=== Recorded data ===

● ● ● ● ●

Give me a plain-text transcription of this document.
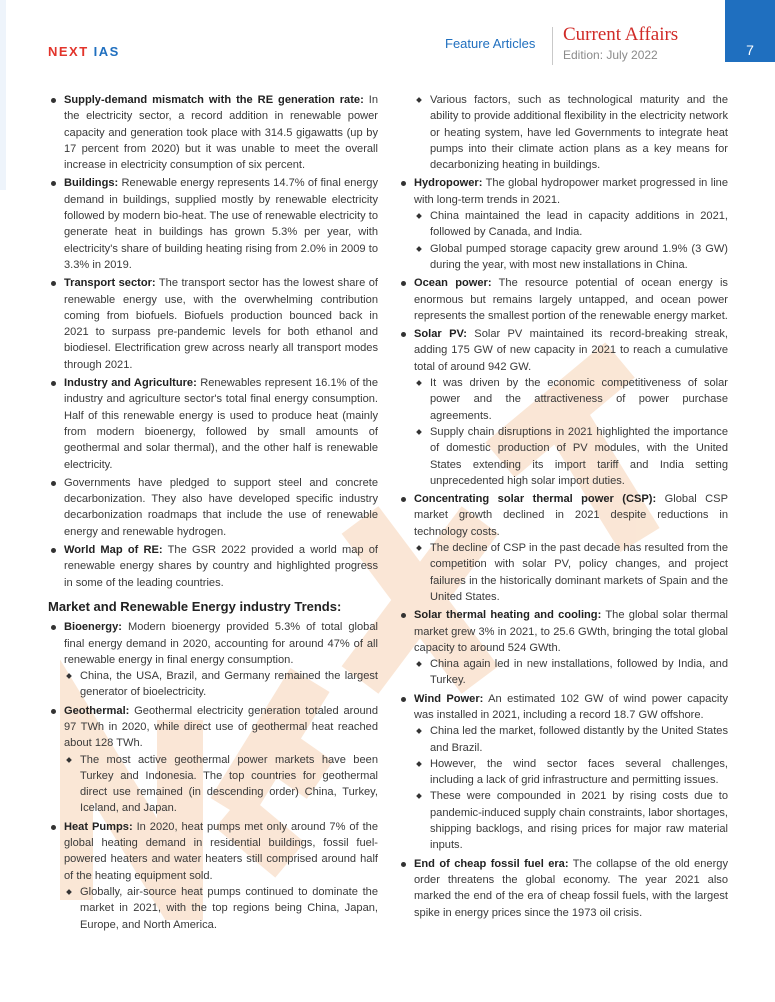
NEXT IAS
Feature Articles Current Affairs
Edition: July 2022	7
Supply-demand mismatch with the RE generation rate: In the electricity sector, a record addition in renewable power capacity and generation took place with 314.5 gigawatts (up by 17 percent from 2020) but it was unable to meet the overall increase in electricity consumption of six percent.
Buildings: Renewable energy represents 14.7% of final energy demand in buildings, supplied mostly by renewable electricity followed by modern bio-heat. The use of renewable electricity to generate heat in buildings has grown 5.3% per year, with electricity's share of building heating rising from 2.0% in 2009 to 3.3% in 2019.
Transport sector: The transport sector has the lowest share of renewable energy use, with the overwhelming contribution coming from biofuels. Biofuels production bounced back in 2021 to surpass pre-pandemic levels for both ethanol and biodiesel. Electrification grew across nearly all transport modes through 2021.
Industry and Agriculture: Renewables represent 16.1% of the industry and agriculture sector's total final energy consumption. Half of this renewable energy is used to produce heat (mainly from modern bioenergy, followed by small amounts of geothermal and solar thermal), and the other half is renewable electricity.
Governments have pledged to support steel and concrete decarbonization. They also have developed specific industry decarbonization roadmaps that include the use of renewable energy and renewable hydrogen.
World Map of RE: The GSR 2022 provided a world map of renewable energy shares by country and highlighted progress in some of the leading countries.
Market and Renewable Energy industry Trends:
Bioenergy: Modern bioenergy provided 5.3% of total global final energy demand in 2020, accounting for around 47% of all renewable energy in final energy consumption.
China, the USA, Brazil, and Germany remained the largest generator of bioelectricity.
Geothermal: Geothermal electricity generation totaled around 97 TWh in 2020, while direct use of geothermal heat reached about 128 TWh.
The most active geothermal power markets have been Turkey and Indonesia. The top countries for geothermal direct use remained (in descending order) China, Turkey, Iceland, and Japan.
Heat Pumps: In 2020, heat pumps met only around 7% of the global heating demand in residential buildings, fossil fuel-powered heaters and water heaters still comprised around half of the heating equipment sold.
Globally, air-source heat pumps continued to dominate the market in 2021, with the top regions being China, Japan, Europe, and North America.
Various factors, such as technological maturity and the ability to provide additional flexibility in the electricity network or heating system, have led Governments to integrate heat pumps into their climate action plans as a key means for decarbonizing heating in buildings.
Hydropower: The global hydropower market progressed in line with long-term trends in 2021.
China maintained the lead in capacity additions in 2021, followed by Canada, and India.
Global pumped storage capacity grew around 1.9% (3 GW) during the year, with most new installations in China.
Ocean power: The resource potential of ocean energy is enormous but remains largely untapped, and ocean power represents the smallest portion of the renewable energy market.
Solar PV: Solar PV maintained its record-breaking streak, adding 175 GW of new capacity in 2021 to reach a cumulative total of around 942 GW.
It was driven by the economic competitiveness of solar power and the attractiveness of power purchase agreements.
Supply chain disruptions in 2021 highlighted the importance of domestic production of PV modules, with the United States extending its import tariff and India setting unprecedented high solar import duties.
Concentrating solar thermal power (CSP): Global CSP market growth declined in 2021 despite reductions in technology costs.
The decline of CSP in the past decade has resulted from the competition with solar PV, policy changes, and project failures in the historically dominant markets of Spain and the United States.
Solar thermal heating and cooling: The global solar thermal market grew 3% in 2021, to 25.6 GWth, bringing the total global capacity to around 524 GWth.
China again led in new installations, followed by India, and Turkey.
Wind Power: An estimated 102 GW of wind power capacity was installed in 2021, including a record 18.7 GW offshore.
China led the market, followed distantly by the United States and Brazil.
However, the wind sector faces several challenges, including a lack of grid infrastructure and permitting issues.
These were compounded in 2021 by rising costs due to pandemic-induced supply chain constraints, labor shortages, shipping backlogs, and rising prices for major raw material inputs.
End of cheap fossil fuel era: The collapse of the old energy order threatens the global economy. The year 2021 also marked the end of the era of cheap fossil fuels, with the largest spike in energy prices since the 1973 oil crisis.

● ● ● ● ●

=== Task to carry out ===
Gather up every line in the data above that contains the word "countries", copying each one.

=== Written reply ===
World Map of RE: The GSR 2022 provided a world map of renewable energy shares by country and highlighted progress in some of the leading countries.
The most active geothermal power markets have been Turkey and Indonesia. The top countries for geothermal direct use remained (in descending order) China, Turkey, Iceland, and Japan.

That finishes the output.